## [Given task]
Collect every line below that contains the word "termination".

## [Data listing]
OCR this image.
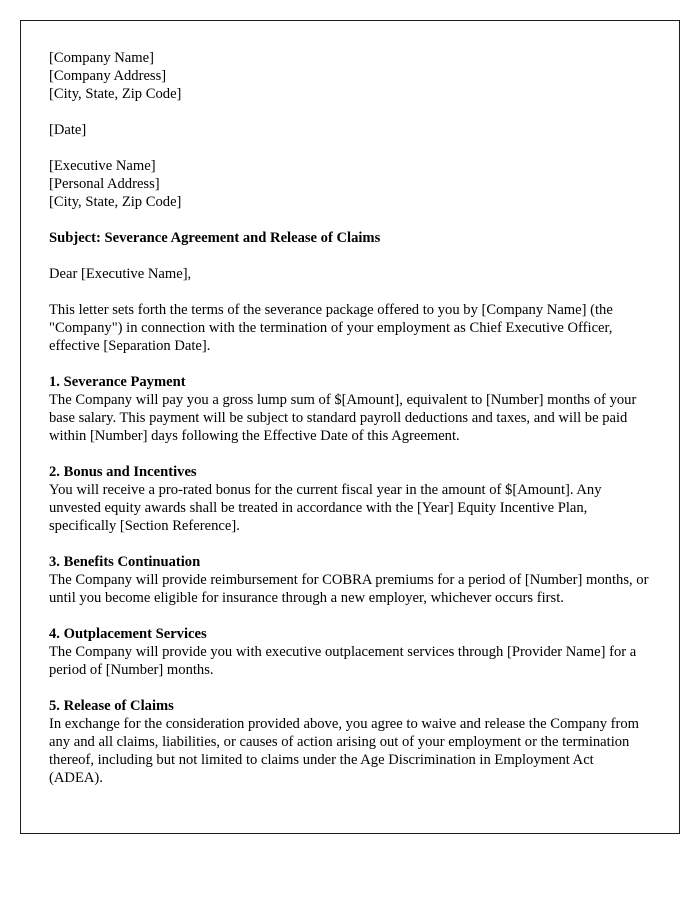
[Company Name]
[Company Address]
[City, State, Zip Code]
[Date]
[Executive Name]
[Personal Address]
[City, State, Zip Code]
Subject: Severance Agreement and Release of Claims
Dear [Executive Name],
This letter sets forth the terms of the severance package offered to you by [Company Name] (the "Company") in connection with the termination of your employment as Chief Executive Officer, effective [Separation Date].
1. Severance Payment
The Company will pay you a gross lump sum of $[Amount], equivalent to [Number] months of your base salary. This payment will be subject to standard payroll deductions and taxes, and will be paid within [Number] days following the Effective Date of this Agreement.
2. Bonus and Incentives
You will receive a pro-rated bonus for the current fiscal year in the amount of $[Amount]. Any unvested equity awards shall be treated in accordance with the [Year] Equity Incentive Plan, specifically [Section Reference].
3. Benefits Continuation
The Company will provide reimbursement for COBRA premiums for a period of [Number] months, or until you become eligible for insurance through a new employer, whichever occurs first.
4. Outplacement Services
The Company will provide you with executive outplacement services through [Provider Name] for a period of [Number] months.
5. Release of Claims
In exchange for the consideration provided above, you agree to waive and release the Company from any and all claims, liabilities, or causes of action arising out of your employment or the termination thereof, including but not limited to claims under the Age Discrimination in Employment Act (ADEA).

## [Complete output]
This letter sets forth the terms of the severance package offered to you by [Company Name] (the "Company") in connection with the termination of your employment as Chief Executive Officer, effective [Separation Date].
In exchange for the consideration provided above, you agree to waive and release the Company from any and all claims, liabilities, or causes of action arising out of your employment or the termination thereof, including but not limited to claims under the Age Discrimination in Employment Act (ADEA).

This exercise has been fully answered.